- WHAT THE TASK REQUIRES -
Retype the whole listing below, character for character.

- INPUT -
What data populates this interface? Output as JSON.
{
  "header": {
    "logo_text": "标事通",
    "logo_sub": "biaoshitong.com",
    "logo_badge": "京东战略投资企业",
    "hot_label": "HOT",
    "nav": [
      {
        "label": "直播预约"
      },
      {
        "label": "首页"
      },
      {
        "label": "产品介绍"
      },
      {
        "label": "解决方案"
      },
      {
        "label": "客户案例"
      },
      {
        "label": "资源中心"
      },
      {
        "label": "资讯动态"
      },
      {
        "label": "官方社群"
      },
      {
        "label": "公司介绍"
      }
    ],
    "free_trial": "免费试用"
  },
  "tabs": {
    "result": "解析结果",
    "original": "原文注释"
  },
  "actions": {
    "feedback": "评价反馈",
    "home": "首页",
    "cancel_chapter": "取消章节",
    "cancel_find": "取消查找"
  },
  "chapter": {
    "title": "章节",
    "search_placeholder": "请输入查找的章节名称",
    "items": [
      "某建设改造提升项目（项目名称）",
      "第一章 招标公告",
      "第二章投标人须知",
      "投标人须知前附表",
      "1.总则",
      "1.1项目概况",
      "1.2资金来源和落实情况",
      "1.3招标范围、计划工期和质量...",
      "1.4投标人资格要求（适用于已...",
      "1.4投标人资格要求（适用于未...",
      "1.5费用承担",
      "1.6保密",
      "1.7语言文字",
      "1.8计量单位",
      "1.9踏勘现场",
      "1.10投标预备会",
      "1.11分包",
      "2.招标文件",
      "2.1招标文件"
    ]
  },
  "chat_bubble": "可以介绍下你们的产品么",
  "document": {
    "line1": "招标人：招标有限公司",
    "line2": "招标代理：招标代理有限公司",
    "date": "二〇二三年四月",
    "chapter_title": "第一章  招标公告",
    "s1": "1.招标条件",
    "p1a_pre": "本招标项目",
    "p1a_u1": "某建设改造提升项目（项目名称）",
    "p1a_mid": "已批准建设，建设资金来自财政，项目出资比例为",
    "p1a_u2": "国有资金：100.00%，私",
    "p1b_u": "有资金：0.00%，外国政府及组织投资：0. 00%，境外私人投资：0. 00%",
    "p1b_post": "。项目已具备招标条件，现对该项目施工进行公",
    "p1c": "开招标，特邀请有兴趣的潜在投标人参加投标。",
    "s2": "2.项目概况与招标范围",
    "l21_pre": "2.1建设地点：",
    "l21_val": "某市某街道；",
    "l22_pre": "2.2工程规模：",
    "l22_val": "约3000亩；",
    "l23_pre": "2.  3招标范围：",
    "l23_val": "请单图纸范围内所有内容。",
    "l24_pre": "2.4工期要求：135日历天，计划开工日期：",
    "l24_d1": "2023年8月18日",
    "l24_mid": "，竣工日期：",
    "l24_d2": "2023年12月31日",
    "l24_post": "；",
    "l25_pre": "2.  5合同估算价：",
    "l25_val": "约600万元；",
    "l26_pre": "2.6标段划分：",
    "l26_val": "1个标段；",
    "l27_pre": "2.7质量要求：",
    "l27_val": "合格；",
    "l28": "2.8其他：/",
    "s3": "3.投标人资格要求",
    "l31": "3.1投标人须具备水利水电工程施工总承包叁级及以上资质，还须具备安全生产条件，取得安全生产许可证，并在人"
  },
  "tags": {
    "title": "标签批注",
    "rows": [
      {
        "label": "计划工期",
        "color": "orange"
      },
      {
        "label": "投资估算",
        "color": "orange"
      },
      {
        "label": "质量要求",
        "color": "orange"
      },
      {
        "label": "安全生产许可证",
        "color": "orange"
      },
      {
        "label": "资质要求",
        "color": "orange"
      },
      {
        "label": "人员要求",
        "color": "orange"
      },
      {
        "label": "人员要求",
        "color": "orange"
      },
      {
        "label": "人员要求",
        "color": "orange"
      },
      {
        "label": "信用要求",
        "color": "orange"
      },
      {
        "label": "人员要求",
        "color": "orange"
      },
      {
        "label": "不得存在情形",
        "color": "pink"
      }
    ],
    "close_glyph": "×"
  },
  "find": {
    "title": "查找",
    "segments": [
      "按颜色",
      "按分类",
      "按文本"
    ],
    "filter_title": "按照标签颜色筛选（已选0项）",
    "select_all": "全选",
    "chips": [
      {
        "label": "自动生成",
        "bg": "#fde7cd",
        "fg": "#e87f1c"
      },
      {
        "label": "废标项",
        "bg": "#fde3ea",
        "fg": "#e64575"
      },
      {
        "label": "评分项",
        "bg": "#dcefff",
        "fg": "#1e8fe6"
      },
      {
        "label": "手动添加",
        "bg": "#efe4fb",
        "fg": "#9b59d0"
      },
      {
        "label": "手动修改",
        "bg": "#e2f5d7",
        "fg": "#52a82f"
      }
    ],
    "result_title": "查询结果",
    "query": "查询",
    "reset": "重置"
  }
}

- FULL SOLUTION -
What data populates this interface? Output as JSON.
{
  "header": {
    "logo_text": "标事通",
    "logo_sub": "biaoshitong.com",
    "logo_badge": "京东战略投资企业",
    "hot_label": "HOT",
    "nav": [
      {
        "label": "直播预约"
      },
      {
        "label": "首页"
      },
      {
        "label": "产品介绍"
      },
      {
        "label": "解决方案"
      },
      {
        "label": "客户案例"
      },
      {
        "label": "资源中心"
      },
      {
        "label": "资讯动态"
      },
      {
        "label": "官方社群"
      },
      {
        "label": "公司介绍"
      }
    ],
    "free_trial": "免费试用"
  },
  "tabs": {
    "result": "解析结果",
    "original": "原文注释"
  },
  "actions": {
    "feedback": "评价反馈",
    "home": "首页",
    "cancel_chapter": "取消章节",
    "cancel_find": "取消查找"
  },
  "chapter": {
    "title": "章节",
    "search_placeholder": "请输入查找的章节名称",
    "items": [
      "某建设改造提升项目（项目名称）",
      "第一章 招标公告",
      "第二章投标人须知",
      "投标人须知前附表",
      "1.总则",
      "1.1项目概况",
      "1.2资金来源和落实情况",
      "1.3招标范围、计划工期和质量...",
      "1.4投标人资格要求（适用于已...",
      "1.4投标人资格要求（适用于未...",
      "1.5费用承担",
      "1.6保密",
      "1.7语言文字",
      "1.8计量单位",
      "1.9踏勘现场",
      "1.10投标预备会",
      "1.11分包",
      "2.招标文件",
      "2.1招标文件"
    ]
  },
  "chat_bubble": "可以介绍下你们的产品么",
  "document": {
    "line1": "招标人：招标有限公司",
    "line2": "招标代理：招标代理有限公司",
    "date": "二〇二三年四月",
    "chapter_title": "第一章  招标公告",
    "s1": "1.招标条件",
    "p1a_pre": "本招标项目",
    "p1a_u1": "某建设改造提升项目（项目名称）",
    "p1a_mid": "已批准建设，建设资金来自财政，项目出资比例为",
    "p1a_u2": "国有资金：100.00%，私",
    "p1b_u": "有资金：0.00%，外国政府及组织投资：0. 00%，境外私人投资：0. 00%",
    "p1b_post": "。项目已具备招标条件，现对该项目施工进行公",
    "p1c": "开招标，特邀请有兴趣的潜在投标人参加投标。",
    "s2": "2.项目概况与招标范围",
    "l21_pre": "2.1建设地点：",
    "l21_val": "某市某街道；",
    "l22_pre": "2.2工程规模：",
    "l22_val": "约3000亩；",
    "l23_pre": "2.  3招标范围：",
    "l23_val": "请单图纸范围内所有内容。",
    "l24_pre": "2.4工期要求：135日历天，计划开工日期：",
    "l24_d1": "2023年8月18日",
    "l24_mid": "，竣工日期：",
    "l24_d2": "2023年12月31日",
    "l24_post": "；",
    "l25_pre": "2.  5合同估算价：",
    "l25_val": "约600万元；",
    "l26_pre": "2.6标段划分：",
    "l26_val": "1个标段；",
    "l27_pre": "2.7质量要求：",
    "l27_val": "合格；",
    "l28": "2.8其他：/",
    "s3": "3.投标人资格要求",
    "l31": "3.1投标人须具备水利水电工程施工总承包叁级及以上资质，还须具备安全生产条件，取得安全生产许可证，并在人"
  },
  "tags": {
    "title": "标签批注",
    "rows": [
      {
        "label": "计划工期",
        "color": "orange"
      },
      {
        "label": "投资估算",
        "color": "orange"
      },
      {
        "label": "质量要求",
        "color": "orange"
      },
      {
        "label": "安全生产许可证",
        "color": "orange"
      },
      {
        "label": "资质要求",
        "color": "orange"
      },
      {
        "label": "人员要求",
        "color": "orange"
      },
      {
        "label": "人员要求",
        "color": "orange"
      },
      {
        "label": "人员要求",
        "color": "orange"
      },
      {
        "label": "信用要求",
        "color": "orange"
      },
      {
        "label": "人员要求",
        "color": "orange"
      },
      {
        "label": "不得存在情形",
        "color": "pink"
      }
    ],
    "close_glyph": "×"
  },
  "find": {
    "title": "查找",
    "segments": [
      "按颜色",
      "按分类",
      "按文本"
    ],
    "filter_title": "按照标签颜色筛选（已选0项）",
    "select_all": "全选",
    "chips": [
      {
        "label": "自动生成",
        "bg": "#fde7cd",
        "fg": "#e87f1c"
      },
      {
        "label": "废标项",
        "bg": "#fde3ea",
        "fg": "#e64575"
      },
      {
        "label": "评分项",
        "bg": "#dcefff",
        "fg": "#1e8fe6"
      },
      {
        "label": "手动添加",
        "bg": "#efe4fb",
        "fg": "#9b59d0"
      },
      {
        "label": "手动修改",
        "bg": "#e2f5d7",
        "fg": "#52a82f"
      }
    ],
    "result_title": "查询结果",
    "query": "查询",
    "reset": "重置"
  }
}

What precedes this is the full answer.